> WHAT THE TASK REQUIRES
Report how many lines below contain the word "JSON", and give only that number.

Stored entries
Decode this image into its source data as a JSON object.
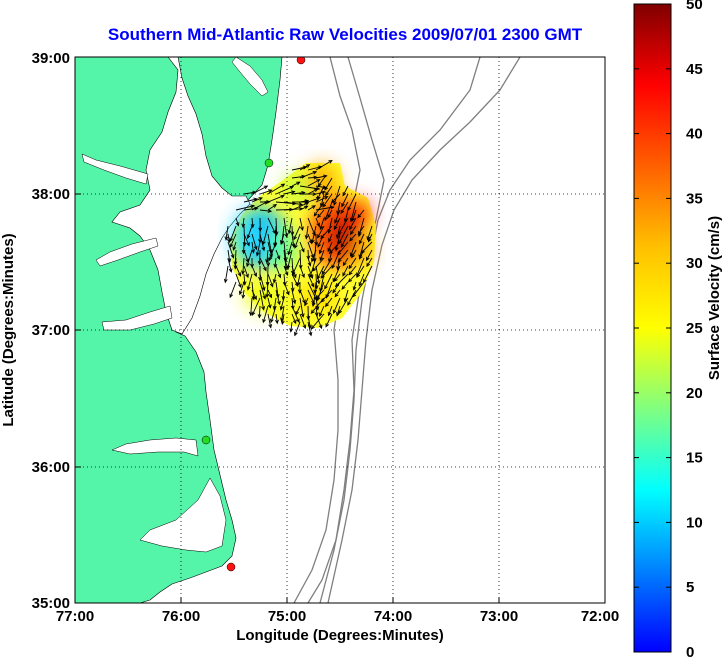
{
  "title": "Southern Mid-Atlantic Raw Velocities 2009/07/01 2300 GMT",
  "colors": {
    "title": "#0000ff",
    "land": "#55f5a9",
    "water": "#ffffff",
    "bathymetry": "#7f7f7f",
    "vector": "#000000",
    "station_green": "#22dd22",
    "station_red": "#ff1111",
    "grid": "#000000"
  },
  "map": {
    "xlabel": "Longitude (Degrees:Minutes)",
    "ylabel": "Latitude (Degrees:Minutes)",
    "x_ticks": [
      "77:00",
      "76:00",
      "75:00",
      "74:00",
      "73:00",
      "72:00"
    ],
    "y_ticks": [
      "39:00",
      "38:00",
      "37:00",
      "36:00",
      "35:00"
    ],
    "lon_range": [
      -77,
      -72
    ],
    "lat_range": [
      35,
      39
    ],
    "grid": "dotted",
    "stations": [
      {
        "color": "red",
        "lon": -74.85,
        "lat": 38.97
      },
      {
        "color": "green",
        "lon": -75.17,
        "lat": 38.22
      },
      {
        "color": "green",
        "lon": -75.75,
        "lat": 36.18
      },
      {
        "color": "red",
        "lon": -75.52,
        "lat": 35.25
      }
    ]
  },
  "colorbar": {
    "label": "Surface Velocity (cm/s)",
    "ticks": [
      "0",
      "5",
      "10",
      "15",
      "20",
      "25",
      "30",
      "35",
      "40",
      "45",
      "50"
    ],
    "range": [
      0,
      50
    ],
    "colormap": "jet"
  },
  "chart_data": {
    "type": "heatmap",
    "title": "Southern Mid-Atlantic Raw Velocities 2009/07/01 2300 GMT",
    "xlabel": "Longitude (Degrees:Minutes)",
    "ylabel": "Latitude (Degrees:Minutes)",
    "colorbar_label": "Surface Velocity (cm/s)",
    "value_range": [
      0,
      50
    ],
    "units": "cm/s",
    "velocity_field": [
      {
        "lon": -74.7,
        "lat": 38.1,
        "speed": 38
      },
      {
        "lon": -74.5,
        "lat": 37.85,
        "speed": 44
      },
      {
        "lon": -74.4,
        "lat": 37.65,
        "speed": 48
      },
      {
        "lon": -74.6,
        "lat": 37.6,
        "speed": 42
      },
      {
        "lon": -74.8,
        "lat": 37.55,
        "speed": 33
      },
      {
        "lon": -74.9,
        "lat": 37.7,
        "speed": 26
      },
      {
        "lon": -75.1,
        "lat": 37.9,
        "speed": 22
      },
      {
        "lon": -75.2,
        "lat": 37.6,
        "speed": 9
      },
      {
        "lon": -75.3,
        "lat": 37.75,
        "speed": 11
      },
      {
        "lon": -75.35,
        "lat": 37.35,
        "speed": 17
      },
      {
        "lon": -75.05,
        "lat": 37.2,
        "speed": 24
      },
      {
        "lon": -74.75,
        "lat": 37.15,
        "speed": 28
      },
      {
        "lon": -74.5,
        "lat": 37.3,
        "speed": 31
      },
      {
        "lon": -74.3,
        "lat": 37.45,
        "speed": 36
      }
    ]
  }
}
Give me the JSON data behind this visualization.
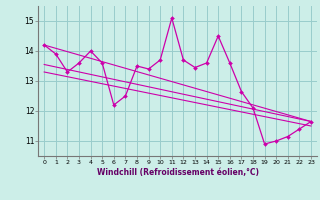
{
  "title": "",
  "xlabel": "Windchill (Refroidissement éolien,°C)",
  "ylabel": "",
  "background_color": "#cceee8",
  "line_color": "#cc00aa",
  "grid_color": "#99cccc",
  "xlim": [
    -0.5,
    23.5
  ],
  "ylim": [
    10.5,
    15.5
  ],
  "xticks": [
    0,
    1,
    2,
    3,
    4,
    5,
    6,
    7,
    8,
    9,
    10,
    11,
    12,
    13,
    14,
    15,
    16,
    17,
    18,
    19,
    20,
    21,
    22,
    23
  ],
  "yticks": [
    11,
    12,
    13,
    14,
    15
  ],
  "main_x": [
    0,
    1,
    2,
    3,
    4,
    5,
    6,
    7,
    8,
    9,
    10,
    11,
    12,
    13,
    14,
    15,
    16,
    17,
    18,
    19,
    20,
    21,
    22,
    23
  ],
  "main_y": [
    14.2,
    13.9,
    13.3,
    13.6,
    14.0,
    13.6,
    12.2,
    12.5,
    13.5,
    13.4,
    13.7,
    15.1,
    13.7,
    13.45,
    13.6,
    14.5,
    13.6,
    12.65,
    12.1,
    10.9,
    11.0,
    11.15,
    11.4,
    11.65
  ],
  "line1_x": [
    0,
    23
  ],
  "line1_y": [
    14.2,
    11.65
  ],
  "line2_x": [
    0,
    23
  ],
  "line2_y": [
    13.55,
    11.65
  ],
  "line3_x": [
    0,
    23
  ],
  "line3_y": [
    13.3,
    11.5
  ]
}
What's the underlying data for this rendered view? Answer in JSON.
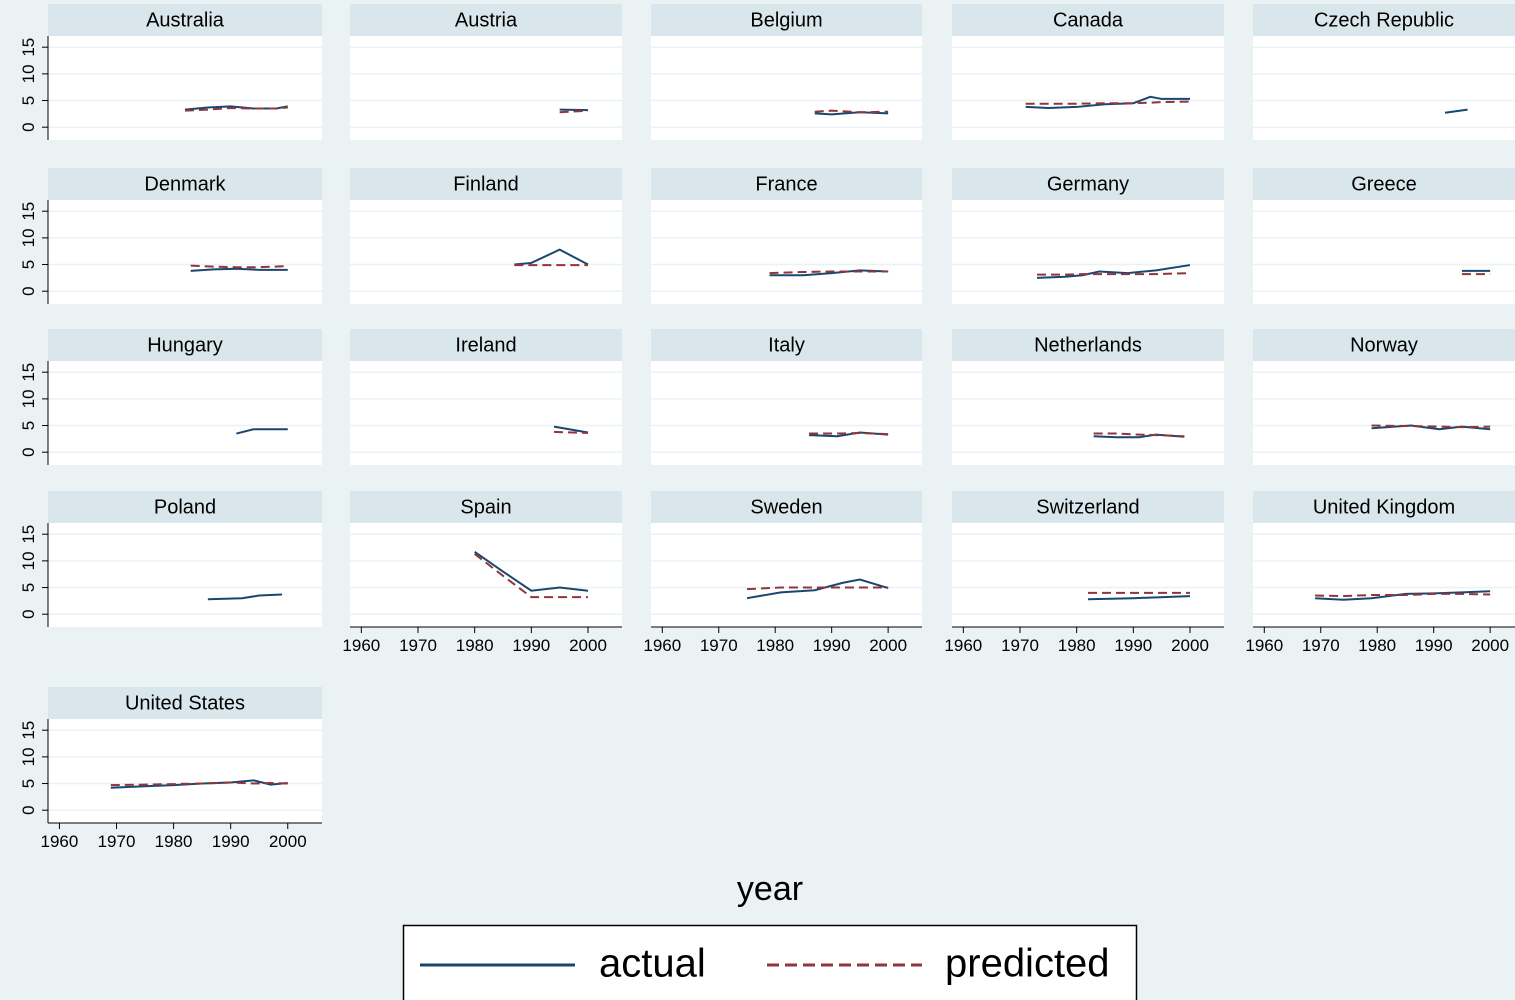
{
  "x_label": "year",
  "chart_data": [
    {
      "type": "line",
      "title": "Australia",
      "x": [
        1982,
        1986,
        1990,
        1994,
        1998,
        2000
      ],
      "series": [
        {
          "name": "actual",
          "color": "#1a476f",
          "style": "solid",
          "values": [
            3.3,
            3.7,
            3.9,
            3.5,
            3.5,
            3.9
          ]
        },
        {
          "name": "predicted",
          "color": "#90353b",
          "style": "dashed",
          "values": [
            3.1,
            3.3,
            3.6,
            3.5,
            3.5,
            3.7
          ]
        }
      ],
      "xlim": [
        1958,
        2006
      ],
      "ylim": [
        -2.4,
        17.1
      ],
      "yticks": [
        0,
        5,
        10,
        15
      ]
    },
    {
      "type": "line",
      "title": "Austria",
      "x": [
        1995,
        2000
      ],
      "series": [
        {
          "name": "actual",
          "color": "#1a476f",
          "style": "solid",
          "values": [
            3.3,
            3.2
          ]
        },
        {
          "name": "predicted",
          "color": "#90353b",
          "style": "dashed",
          "values": [
            2.8,
            3.1
          ]
        }
      ],
      "xlim": [
        1958,
        2006
      ],
      "ylim": [
        -2.4,
        17.1
      ],
      "yticks": [
        0,
        5,
        10,
        15
      ]
    },
    {
      "type": "line",
      "title": "Belgium",
      "x": [
        1987,
        1990,
        1995,
        2000
      ],
      "series": [
        {
          "name": "actual",
          "color": "#1a476f",
          "style": "solid",
          "values": [
            2.6,
            2.4,
            2.8,
            2.6
          ]
        },
        {
          "name": "predicted",
          "color": "#90353b",
          "style": "dashed",
          "values": [
            2.9,
            3.1,
            2.8,
            2.9
          ]
        }
      ],
      "xlim": [
        1958,
        2006
      ],
      "ylim": [
        -2.4,
        17.1
      ],
      "yticks": [
        0,
        5,
        10,
        15
      ]
    },
    {
      "type": "line",
      "title": "Canada",
      "x": [
        1971,
        1975,
        1980,
        1985,
        1990,
        1993,
        1995,
        2000
      ],
      "series": [
        {
          "name": "actual",
          "color": "#1a476f",
          "style": "solid",
          "values": [
            3.8,
            3.6,
            3.8,
            4.3,
            4.5,
            5.7,
            5.3,
            5.3
          ]
        },
        {
          "name": "predicted",
          "color": "#90353b",
          "style": "dashed",
          "values": [
            4.4,
            4.4,
            4.4,
            4.5,
            4.5,
            4.6,
            4.7,
            4.8
          ]
        }
      ],
      "xlim": [
        1958,
        2006
      ],
      "ylim": [
        -2.4,
        17.1
      ],
      "yticks": [
        0,
        5,
        10,
        15
      ]
    },
    {
      "type": "line",
      "title": "Czech Republic",
      "x": [
        1992,
        1996
      ],
      "series": [
        {
          "name": "actual",
          "color": "#1a476f",
          "style": "solid",
          "values": [
            2.7,
            3.3
          ]
        }
      ],
      "xlim": [
        1958,
        2004.4
      ],
      "ylim": [
        -2.4,
        17.1
      ],
      "yticks": [
        0,
        5,
        10,
        15
      ]
    },
    {
      "type": "line",
      "title": "Denmark",
      "x": [
        1983,
        1987,
        1991,
        1995,
        2000
      ],
      "series": [
        {
          "name": "actual",
          "color": "#1a476f",
          "style": "solid",
          "values": [
            3.8,
            4.1,
            4.2,
            4.0,
            4.0
          ]
        },
        {
          "name": "predicted",
          "color": "#90353b",
          "style": "dashed",
          "values": [
            4.8,
            4.6,
            4.5,
            4.5,
            4.7
          ]
        }
      ],
      "xlim": [
        1958,
        2006
      ],
      "ylim": [
        -2.4,
        17.1
      ],
      "yticks": [
        0,
        5,
        10,
        15
      ]
    },
    {
      "type": "line",
      "title": "Finland",
      "x": [
        1987,
        1990,
        1995,
        2000
      ],
      "series": [
        {
          "name": "actual",
          "color": "#1a476f",
          "style": "solid",
          "values": [
            5.0,
            5.3,
            7.8,
            5.0
          ]
        },
        {
          "name": "predicted",
          "color": "#90353b",
          "style": "dashed",
          "values": [
            4.9,
            4.9,
            4.9,
            4.9
          ]
        }
      ],
      "xlim": [
        1958,
        2006
      ],
      "ylim": [
        -2.4,
        17.1
      ],
      "yticks": [
        0,
        5,
        10,
        15
      ]
    },
    {
      "type": "line",
      "title": "France",
      "x": [
        1979,
        1985,
        1990,
        1995,
        2000
      ],
      "series": [
        {
          "name": "actual",
          "color": "#1a476f",
          "style": "solid",
          "values": [
            3.0,
            3.0,
            3.4,
            3.9,
            3.7
          ]
        },
        {
          "name": "predicted",
          "color": "#90353b",
          "style": "dashed",
          "values": [
            3.4,
            3.6,
            3.7,
            3.7,
            3.7
          ]
        }
      ],
      "xlim": [
        1958,
        2006
      ],
      "ylim": [
        -2.4,
        17.1
      ],
      "yticks": [
        0,
        5,
        10,
        15
      ]
    },
    {
      "type": "line",
      "title": "Germany",
      "x": [
        1973,
        1978,
        1981,
        1984,
        1989,
        1994,
        2000
      ],
      "series": [
        {
          "name": "actual",
          "color": "#1a476f",
          "style": "solid",
          "values": [
            2.5,
            2.7,
            3.0,
            3.7,
            3.4,
            3.9,
            4.9
          ]
        },
        {
          "name": "predicted",
          "color": "#90353b",
          "style": "dashed",
          "values": [
            3.1,
            3.1,
            3.2,
            3.2,
            3.2,
            3.2,
            3.4
          ]
        }
      ],
      "xlim": [
        1958,
        2006
      ],
      "ylim": [
        -2.4,
        17.1
      ],
      "yticks": [
        0,
        5,
        10,
        15
      ]
    },
    {
      "type": "line",
      "title": "Greece",
      "x": [
        1995,
        2000
      ],
      "series": [
        {
          "name": "actual",
          "color": "#1a476f",
          "style": "solid",
          "values": [
            3.8,
            3.8
          ]
        },
        {
          "name": "predicted",
          "color": "#90353b",
          "style": "dashed",
          "values": [
            3.2,
            3.2
          ]
        }
      ],
      "xlim": [
        1958,
        2004.4
      ],
      "ylim": [
        -2.4,
        17.1
      ],
      "yticks": [
        0,
        5,
        10,
        15
      ]
    },
    {
      "type": "line",
      "title": "Hungary",
      "x": [
        1991,
        1994,
        2000
      ],
      "series": [
        {
          "name": "actual",
          "color": "#1a476f",
          "style": "solid",
          "values": [
            3.5,
            4.3,
            4.3
          ]
        }
      ],
      "xlim": [
        1958,
        2006
      ],
      "ylim": [
        -2.4,
        17.1
      ],
      "yticks": [
        0,
        5,
        10,
        15
      ]
    },
    {
      "type": "line",
      "title": "Ireland",
      "x": [
        1994,
        2000
      ],
      "series": [
        {
          "name": "actual",
          "color": "#1a476f",
          "style": "solid",
          "values": [
            4.8,
            3.7
          ]
        },
        {
          "name": "predicted",
          "color": "#90353b",
          "style": "dashed",
          "values": [
            3.8,
            3.6
          ]
        }
      ],
      "xlim": [
        1958,
        2006
      ],
      "ylim": [
        -2.4,
        17.1
      ],
      "yticks": [
        0,
        5,
        10,
        15
      ]
    },
    {
      "type": "line",
      "title": "Italy",
      "x": [
        1986,
        1991,
        1995,
        2000
      ],
      "series": [
        {
          "name": "actual",
          "color": "#1a476f",
          "style": "solid",
          "values": [
            3.2,
            3.0,
            3.7,
            3.3
          ]
        },
        {
          "name": "predicted",
          "color": "#90353b",
          "style": "dashed",
          "values": [
            3.5,
            3.5,
            3.6,
            3.4
          ]
        }
      ],
      "xlim": [
        1958,
        2006
      ],
      "ylim": [
        -2.4,
        17.1
      ],
      "yticks": [
        0,
        5,
        10,
        15
      ]
    },
    {
      "type": "line",
      "title": "Netherlands",
      "x": [
        1983,
        1987,
        1991,
        1994,
        1999
      ],
      "series": [
        {
          "name": "actual",
          "color": "#1a476f",
          "style": "solid",
          "values": [
            3.0,
            2.8,
            2.8,
            3.3,
            2.9
          ]
        },
        {
          "name": "predicted",
          "color": "#90353b",
          "style": "dashed",
          "values": [
            3.5,
            3.5,
            3.3,
            3.2,
            3.0
          ]
        }
      ],
      "xlim": [
        1958,
        2006
      ],
      "ylim": [
        -2.4,
        17.1
      ],
      "yticks": [
        0,
        5,
        10,
        15
      ]
    },
    {
      "type": "line",
      "title": "Norway",
      "x": [
        1979,
        1986,
        1991,
        1995,
        2000
      ],
      "series": [
        {
          "name": "actual",
          "color": "#1a476f",
          "style": "solid",
          "values": [
            4.5,
            5.0,
            4.3,
            4.8,
            4.3
          ]
        },
        {
          "name": "predicted",
          "color": "#90353b",
          "style": "dashed",
          "values": [
            5.0,
            4.9,
            4.8,
            4.7,
            4.8
          ]
        }
      ],
      "xlim": [
        1958,
        2004.4
      ],
      "ylim": [
        -2.4,
        17.1
      ],
      "yticks": [
        0,
        5,
        10,
        15
      ]
    },
    {
      "type": "line",
      "title": "Poland",
      "x": [
        1986,
        1992,
        1995,
        1999
      ],
      "series": [
        {
          "name": "actual",
          "color": "#1a476f",
          "style": "solid",
          "values": [
            2.8,
            3.0,
            3.5,
            3.7
          ]
        }
      ],
      "xlim": [
        1958,
        2006
      ],
      "ylim": [
        -2.4,
        17.1
      ],
      "yticks": [
        0,
        5,
        10,
        15
      ]
    },
    {
      "type": "line",
      "title": "Spain",
      "x": [
        1980,
        1985,
        1990,
        1995,
        2000
      ],
      "series": [
        {
          "name": "actual",
          "color": "#1a476f",
          "style": "solid",
          "values": [
            11.7,
            8.0,
            4.4,
            5.0,
            4.4
          ]
        },
        {
          "name": "predicted",
          "color": "#90353b",
          "style": "dashed",
          "values": [
            11.3,
            7.2,
            3.2,
            3.2,
            3.2
          ]
        }
      ],
      "xlim": [
        1958,
        2006
      ],
      "ylim": [
        -2.4,
        17.1
      ],
      "yticks": [
        0,
        5,
        10,
        15
      ],
      "xticks": [
        1960,
        1970,
        1980,
        1990,
        2000
      ]
    },
    {
      "type": "line",
      "title": "Sweden",
      "x": [
        1975,
        1981,
        1987,
        1992,
        1995,
        2000
      ],
      "series": [
        {
          "name": "actual",
          "color": "#1a476f",
          "style": "solid",
          "values": [
            3.0,
            4.1,
            4.5,
            5.9,
            6.5,
            4.9
          ]
        },
        {
          "name": "predicted",
          "color": "#90353b",
          "style": "dashed",
          "values": [
            4.7,
            5.0,
            5.0,
            5.0,
            5.0,
            5.0
          ]
        }
      ],
      "xlim": [
        1958,
        2006
      ],
      "ylim": [
        -2.4,
        17.1
      ],
      "yticks": [
        0,
        5,
        10,
        15
      ],
      "xticks": [
        1960,
        1970,
        1980,
        1990,
        2000
      ]
    },
    {
      "type": "line",
      "title": "Switzerland",
      "x": [
        1982,
        1990,
        2000
      ],
      "series": [
        {
          "name": "actual",
          "color": "#1a476f",
          "style": "solid",
          "values": [
            2.8,
            3.0,
            3.4
          ]
        },
        {
          "name": "predicted",
          "color": "#90353b",
          "style": "dashed",
          "values": [
            4.0,
            4.0,
            4.0
          ]
        }
      ],
      "xlim": [
        1958,
        2006
      ],
      "ylim": [
        -2.4,
        17.1
      ],
      "yticks": [
        0,
        5,
        10,
        15
      ],
      "xticks": [
        1960,
        1970,
        1980,
        1990,
        2000
      ]
    },
    {
      "type": "line",
      "title": "United Kingdom",
      "x": [
        1969,
        1974,
        1979,
        1985,
        1990,
        1995,
        2000
      ],
      "series": [
        {
          "name": "actual",
          "color": "#1a476f",
          "style": "solid",
          "values": [
            3.0,
            2.7,
            3.0,
            3.8,
            3.9,
            4.1,
            4.3
          ]
        },
        {
          "name": "predicted",
          "color": "#90353b",
          "style": "dashed",
          "values": [
            3.5,
            3.4,
            3.6,
            3.6,
            3.8,
            3.8,
            3.7
          ]
        }
      ],
      "xlim": [
        1958,
        2004.4
      ],
      "ylim": [
        -2.4,
        17.1
      ],
      "yticks": [
        0,
        5,
        10,
        15
      ],
      "xticks": [
        1960,
        1970,
        1980,
        1990,
        2000
      ]
    },
    {
      "type": "line",
      "title": "United States",
      "x": [
        1969,
        1975,
        1980,
        1985,
        1990,
        1994,
        1997,
        2000
      ],
      "series": [
        {
          "name": "actual",
          "color": "#1a476f",
          "style": "solid",
          "values": [
            4.2,
            4.5,
            4.7,
            5.0,
            5.2,
            5.6,
            4.8,
            5.1
          ]
        },
        {
          "name": "predicted",
          "color": "#90353b",
          "style": "dashed",
          "values": [
            4.7,
            4.8,
            4.9,
            5.0,
            5.2,
            5.0,
            5.1,
            5.0
          ]
        }
      ],
      "xlim": [
        1958,
        2006
      ],
      "ylim": [
        -2.4,
        17.1
      ],
      "yticks": [
        0,
        5,
        10,
        15
      ],
      "xticks": [
        1960,
        1970,
        1980,
        1990,
        2000
      ]
    }
  ]
}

> EXERCISE ANSWER
3